____ MATERIAL FOR THIS EXERCISE

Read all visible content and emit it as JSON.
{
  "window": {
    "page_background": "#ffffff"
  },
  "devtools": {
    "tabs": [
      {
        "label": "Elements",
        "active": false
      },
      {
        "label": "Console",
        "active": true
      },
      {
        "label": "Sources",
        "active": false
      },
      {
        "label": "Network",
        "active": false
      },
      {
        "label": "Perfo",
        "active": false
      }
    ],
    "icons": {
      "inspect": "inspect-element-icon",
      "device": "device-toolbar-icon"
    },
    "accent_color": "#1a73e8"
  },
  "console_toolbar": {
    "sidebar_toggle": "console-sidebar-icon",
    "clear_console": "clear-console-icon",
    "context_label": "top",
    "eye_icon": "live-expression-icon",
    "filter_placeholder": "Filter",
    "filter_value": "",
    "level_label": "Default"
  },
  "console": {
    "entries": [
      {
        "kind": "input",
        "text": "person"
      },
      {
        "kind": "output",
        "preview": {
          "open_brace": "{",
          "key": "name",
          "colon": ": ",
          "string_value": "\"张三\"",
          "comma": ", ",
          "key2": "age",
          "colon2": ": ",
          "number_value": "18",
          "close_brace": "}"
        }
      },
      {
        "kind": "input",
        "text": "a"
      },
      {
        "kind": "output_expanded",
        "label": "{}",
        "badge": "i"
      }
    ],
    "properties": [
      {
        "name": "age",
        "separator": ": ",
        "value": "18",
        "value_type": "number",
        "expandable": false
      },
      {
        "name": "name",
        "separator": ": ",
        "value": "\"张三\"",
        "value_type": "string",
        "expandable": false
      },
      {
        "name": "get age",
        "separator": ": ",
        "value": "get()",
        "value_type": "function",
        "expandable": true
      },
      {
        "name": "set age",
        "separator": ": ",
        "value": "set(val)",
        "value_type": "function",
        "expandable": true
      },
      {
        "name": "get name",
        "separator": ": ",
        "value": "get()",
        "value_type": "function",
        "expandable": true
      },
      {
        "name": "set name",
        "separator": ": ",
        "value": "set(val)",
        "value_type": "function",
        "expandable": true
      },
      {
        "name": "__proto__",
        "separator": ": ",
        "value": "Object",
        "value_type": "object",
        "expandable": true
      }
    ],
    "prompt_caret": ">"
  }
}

________

> _TO DO_: Copy every record exactly as presented.

> _SOLUTION FOR THIS TASK_:
Read all visible content and emit it as JSON.
{
  "window": {
    "page_background": "#ffffff"
  },
  "devtools": {
    "tabs": [
      {
        "label": "Elements",
        "active": false
      },
      {
        "label": "Console",
        "active": true
      },
      {
        "label": "Sources",
        "active": false
      },
      {
        "label": "Network",
        "active": false
      },
      {
        "label": "Perfo",
        "active": false
      }
    ],
    "icons": {
      "inspect": "inspect-element-icon",
      "device": "device-toolbar-icon"
    },
    "accent_color": "#1a73e8"
  },
  "console_toolbar": {
    "sidebar_toggle": "console-sidebar-icon",
    "clear_console": "clear-console-icon",
    "context_label": "top",
    "eye_icon": "live-expression-icon",
    "filter_placeholder": "Filter",
    "filter_value": "",
    "level_label": "Default"
  },
  "console": {
    "entries": [
      {
        "kind": "input",
        "text": "person"
      },
      {
        "kind": "output",
        "preview": {
          "open_brace": "{",
          "key": "name",
          "colon": ": ",
          "string_value": "\"张三\"",
          "comma": ", ",
          "key2": "age",
          "colon2": ": ",
          "number_value": "18",
          "close_brace": "}"
        }
      },
      {
        "kind": "input",
        "text": "a"
      },
      {
        "kind": "output_expanded",
        "label": "{}",
        "badge": "i"
      }
    ],
    "properties": [
      {
        "name": "age",
        "separator": ": ",
        "value": "18",
        "value_type": "number",
        "expandable": false
      },
      {
        "name": "name",
        "separator": ": ",
        "value": "\"张三\"",
        "value_type": "string",
        "expandable": false
      },
      {
        "name": "get age",
        "separator": ": ",
        "value": "get()",
        "value_type": "function",
        "expandable": true
      },
      {
        "name": "set age",
        "separator": ": ",
        "value": "set(val)",
        "value_type": "function",
        "expandable": true
      },
      {
        "name": "get name",
        "separator": ": ",
        "value": "get()",
        "value_type": "function",
        "expandable": true
      },
      {
        "name": "set name",
        "separator": ": ",
        "value": "set(val)",
        "value_type": "function",
        "expandable": true
      },
      {
        "name": "__proto__",
        "separator": ": ",
        "value": "Object",
        "value_type": "object",
        "expandable": true
      }
    ],
    "prompt_caret": ">"
  }
}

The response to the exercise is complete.